### Stated goal
In the entries below, find every line holding the string "this" and collect it.

══ Input material ══

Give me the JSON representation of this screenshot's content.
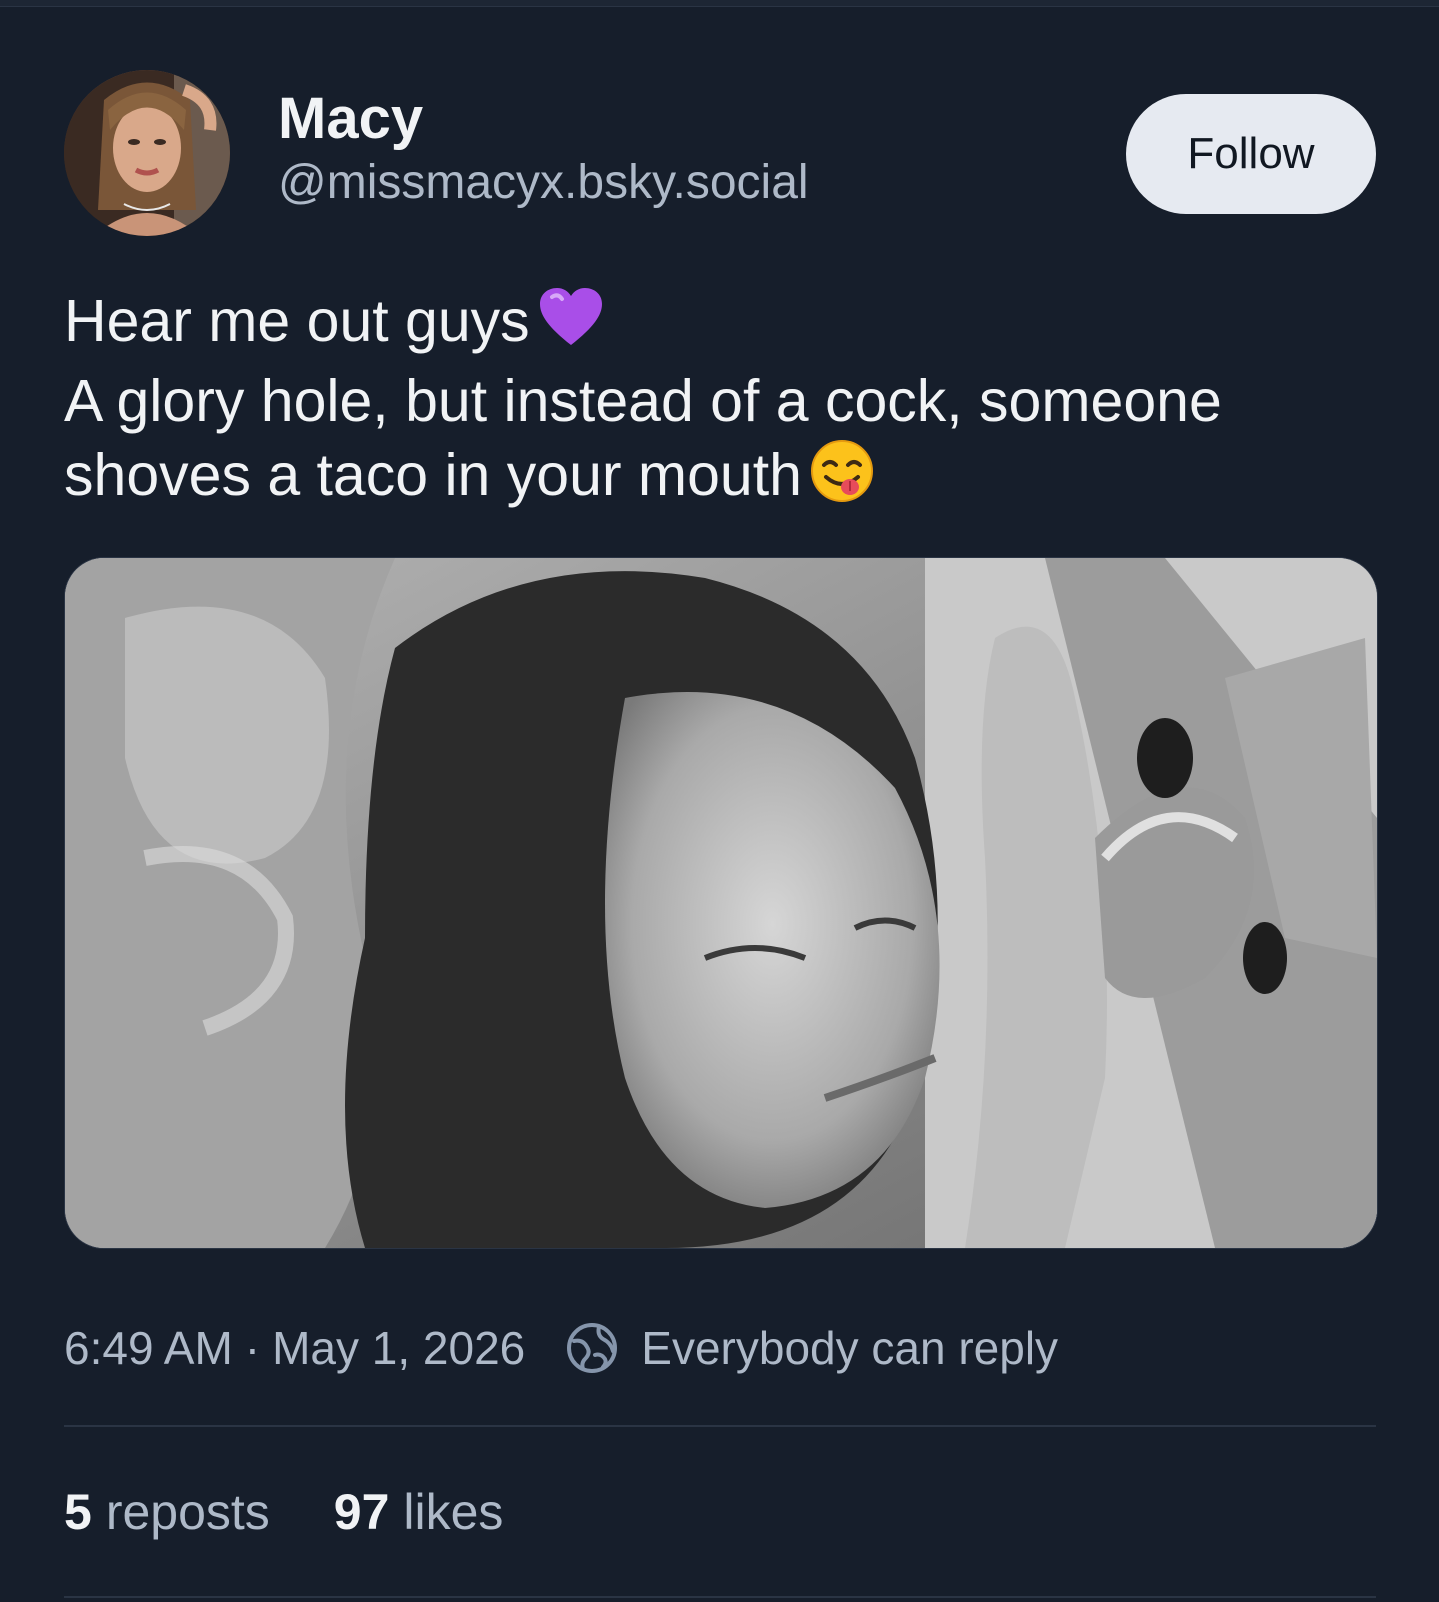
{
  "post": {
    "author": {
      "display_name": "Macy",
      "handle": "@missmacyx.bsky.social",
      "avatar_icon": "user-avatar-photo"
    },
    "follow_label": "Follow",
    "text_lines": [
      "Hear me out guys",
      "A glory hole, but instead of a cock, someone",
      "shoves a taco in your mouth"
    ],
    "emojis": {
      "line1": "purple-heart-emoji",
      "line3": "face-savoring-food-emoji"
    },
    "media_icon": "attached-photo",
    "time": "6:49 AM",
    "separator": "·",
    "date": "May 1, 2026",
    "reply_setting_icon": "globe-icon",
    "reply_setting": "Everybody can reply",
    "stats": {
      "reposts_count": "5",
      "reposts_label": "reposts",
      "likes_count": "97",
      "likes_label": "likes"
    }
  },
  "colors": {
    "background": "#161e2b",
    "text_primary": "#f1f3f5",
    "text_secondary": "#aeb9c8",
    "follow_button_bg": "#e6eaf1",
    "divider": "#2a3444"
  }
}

═══
══ Input material ══

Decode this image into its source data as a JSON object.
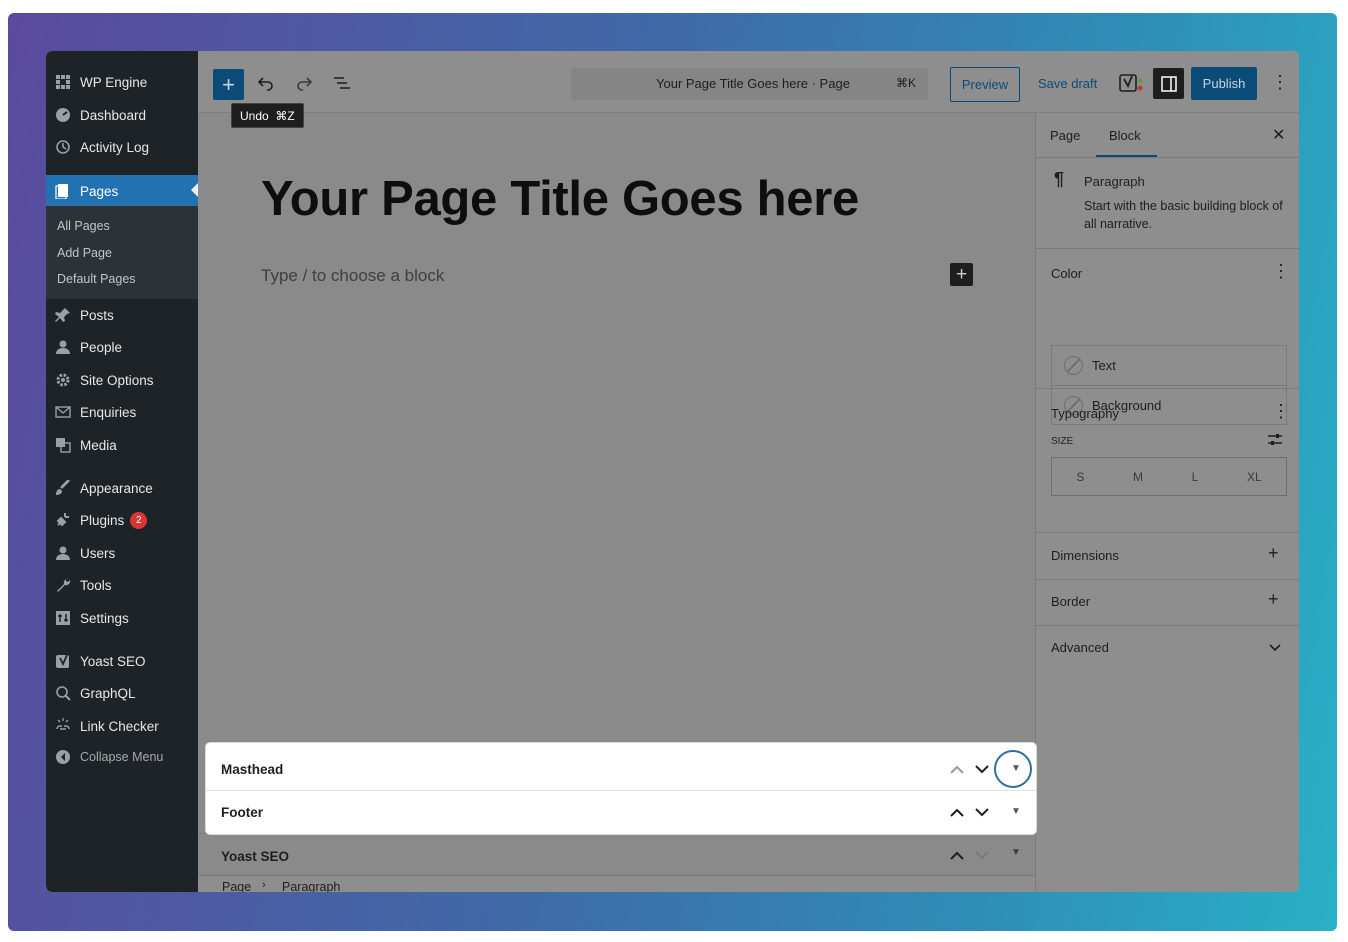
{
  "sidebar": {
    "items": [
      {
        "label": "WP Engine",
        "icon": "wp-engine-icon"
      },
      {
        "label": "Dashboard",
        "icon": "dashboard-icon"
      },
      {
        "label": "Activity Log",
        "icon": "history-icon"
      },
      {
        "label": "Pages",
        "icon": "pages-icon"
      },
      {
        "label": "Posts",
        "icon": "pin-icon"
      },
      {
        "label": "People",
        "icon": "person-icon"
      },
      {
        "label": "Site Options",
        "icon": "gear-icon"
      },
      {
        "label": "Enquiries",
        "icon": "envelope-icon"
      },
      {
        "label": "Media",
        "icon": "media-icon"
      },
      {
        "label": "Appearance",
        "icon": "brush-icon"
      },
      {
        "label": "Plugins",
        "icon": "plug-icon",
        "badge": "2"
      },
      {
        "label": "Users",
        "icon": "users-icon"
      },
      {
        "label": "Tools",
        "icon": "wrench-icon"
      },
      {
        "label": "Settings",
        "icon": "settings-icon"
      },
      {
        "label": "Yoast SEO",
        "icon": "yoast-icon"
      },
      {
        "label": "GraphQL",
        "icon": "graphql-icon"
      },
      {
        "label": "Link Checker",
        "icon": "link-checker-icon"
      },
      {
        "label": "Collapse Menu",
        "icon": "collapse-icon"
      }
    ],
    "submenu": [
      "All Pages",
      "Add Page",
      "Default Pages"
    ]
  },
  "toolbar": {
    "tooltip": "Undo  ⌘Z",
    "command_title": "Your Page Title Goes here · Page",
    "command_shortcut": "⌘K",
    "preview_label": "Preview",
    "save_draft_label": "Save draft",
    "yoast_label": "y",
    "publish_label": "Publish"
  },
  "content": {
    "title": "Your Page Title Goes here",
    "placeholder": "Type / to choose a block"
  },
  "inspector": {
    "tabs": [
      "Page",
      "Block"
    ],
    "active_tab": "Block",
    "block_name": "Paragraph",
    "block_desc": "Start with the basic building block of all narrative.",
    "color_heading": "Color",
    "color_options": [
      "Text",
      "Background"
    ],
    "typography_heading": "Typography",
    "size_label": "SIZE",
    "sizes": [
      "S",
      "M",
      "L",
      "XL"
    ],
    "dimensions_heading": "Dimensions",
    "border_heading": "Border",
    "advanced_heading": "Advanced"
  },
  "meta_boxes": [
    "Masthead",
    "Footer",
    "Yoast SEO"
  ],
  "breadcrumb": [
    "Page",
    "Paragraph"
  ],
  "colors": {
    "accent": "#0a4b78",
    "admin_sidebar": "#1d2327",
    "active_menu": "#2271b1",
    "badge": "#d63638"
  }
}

═══

### Reply
Give me the JSON representation of this screenshot's content.
Decode this image into its source data as a JSON object.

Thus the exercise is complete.